* [Stated exercise]
Repeat every line exactly, keeping the pictures out of the copy.

* [Extracted records]

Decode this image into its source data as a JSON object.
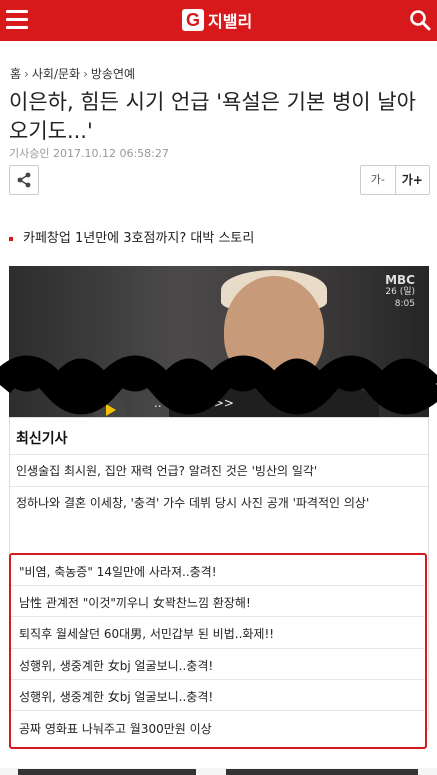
{
  "header": {
    "logo_letter": "G",
    "logo_text": "지밸리",
    "menu_icon": "hamburger-icon",
    "search_icon": "search-icon",
    "brand_color": "#d7191c"
  },
  "breadcrumb": {
    "home": "홈",
    "category": "사회/문화",
    "subcategory": "방송연예"
  },
  "article": {
    "title": "이은하, 힘든 시기 언급 '욕설은 기본 병이 날아오기도...'",
    "date": "기사승인 2017.10.12  06:58:27"
  },
  "toolbar": {
    "share_icon": "share-icon",
    "font_smaller": "가-",
    "font_larger": "가+"
  },
  "promo": {
    "text": "카페창업 1년만에 3호점까지? 대박 스토리"
  },
  "video": {
    "channel": "MBC",
    "overlay_date": "26 (일)",
    "overlay_time": "8:05",
    "cta": "..ㅎ 확인  ..  >>"
  },
  "latest": {
    "title": "최신기사",
    "items": [
      "인생술집 최시원, 집안 재력 언급? 알려진 것은 '빙산의 일각'",
      "정하나와 결혼 이세창, '충격' 가수 데뷔 당시 사진 공개 '파격적인 의상'"
    ]
  },
  "ads": {
    "items": [
      "\"비염, 축농증\" 14일만에 사라져..충격!",
      "남性 관계전 \"이것\"끼우니 女꽉찬느낌 환장해!",
      "퇴직후 월세살던 60대男, 서민갑부 된 비법..화제!!",
      "성행위, 생중계한 女bj 얼굴보니..충격!",
      "성행위, 생중계한 女bj 얼굴보니..충격!",
      "공짜 영화표 나눠주고 월300만원 이상"
    ]
  }
}
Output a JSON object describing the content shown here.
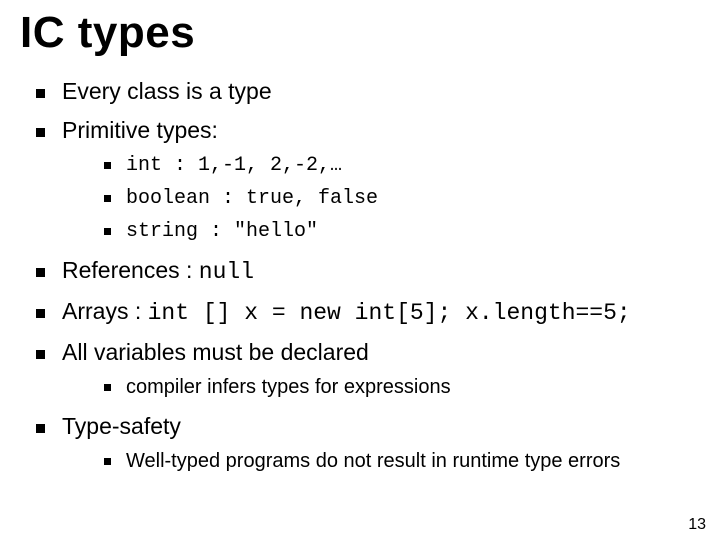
{
  "title": "IC types",
  "b1": "Every class is a type",
  "b2": "Primitive types:",
  "s1": "int : 1,-1, 2,-2,…",
  "s2": "boolean : true, false",
  "s3": "string : \"hello\"",
  "b3_pre": "References : ",
  "b3_code": "null",
  "b4_pre": "Arrays : ",
  "b4_code": "int [] x = new int[5];   x.length==5;",
  "b5": "All variables must be declared",
  "s4": "compiler infers types for expressions",
  "b6": "Type-safety",
  "s5": "Well-typed programs do not result in runtime type errors",
  "page": "13"
}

* [Task result]
Decode this image into its source data as a JSON object.
{
  "header": {
    "logo_letter": "G",
    "logo_text": "지밸리",
    "menu_icon": "hamburger-icon",
    "search_icon": "search-icon",
    "brand_color": "#d7191c"
  },
  "breadcrumb": {
    "home": "홈",
    "category": "사회/문화",
    "subcategory": "방송연예"
  },
  "article": {
    "title": "이은하, 힘든 시기 언급 '욕설은 기본 병이 날아오기도...'",
    "date": "기사승인 2017.10.12  06:58:27"
  },
  "toolbar": {
    "share_icon": "share-icon",
    "font_smaller": "가-",
    "font_larger": "가+"
  },
  "promo": {
    "text": "카페창업 1년만에 3호점까지? 대박 스토리"
  },
  "video": {
    "channel": "MBC",
    "overlay_date": "26 (일)",
    "overlay_time": "8:05",
    "cta": "..ㅎ 확인  ..  >>"
  },
  "latest": {
    "title": "최신기사",
    "items": [
      "인생술집 최시원, 집안 재력 언급? 알려진 것은 '빙산의 일각'",
      "정하나와 결혼 이세창, '충격' 가수 데뷔 당시 사진 공개 '파격적인 의상'"
    ]
  },
  "ads": {
    "items": [
      "\"비염, 축농증\" 14일만에 사라져..충격!",
      "남性 관계전 \"이것\"끼우니 女꽉찬느낌 환장해!",
      "퇴직후 월세살던 60대男, 서민갑부 된 비법..화제!!",
      "성행위, 생중계한 女bj 얼굴보니..충격!",
      "성행위, 생중계한 女bj 얼굴보니..충격!",
      "공짜 영화표 나눠주고 월300만원 이상"
    ]
  }
}
Output a JSON object describing the content shown here.
{
  "title": "IC types",
  "b1": "Every class is a type",
  "b2": "Primitive types:",
  "s1": "int : 1,-1, 2,-2,…",
  "s2": "boolean : true, false",
  "s3": "string : \"hello\"",
  "b3_pre": "References : ",
  "b3_code": "null",
  "b4_pre": "Arrays : ",
  "b4_code": "int [] x = new int[5];   x.length==5;",
  "b5": "All variables must be declared",
  "s4": "compiler infers types for expressions",
  "b6": "Type-safety",
  "s5": "Well-typed programs do not result in runtime type errors",
  "page": "13"
}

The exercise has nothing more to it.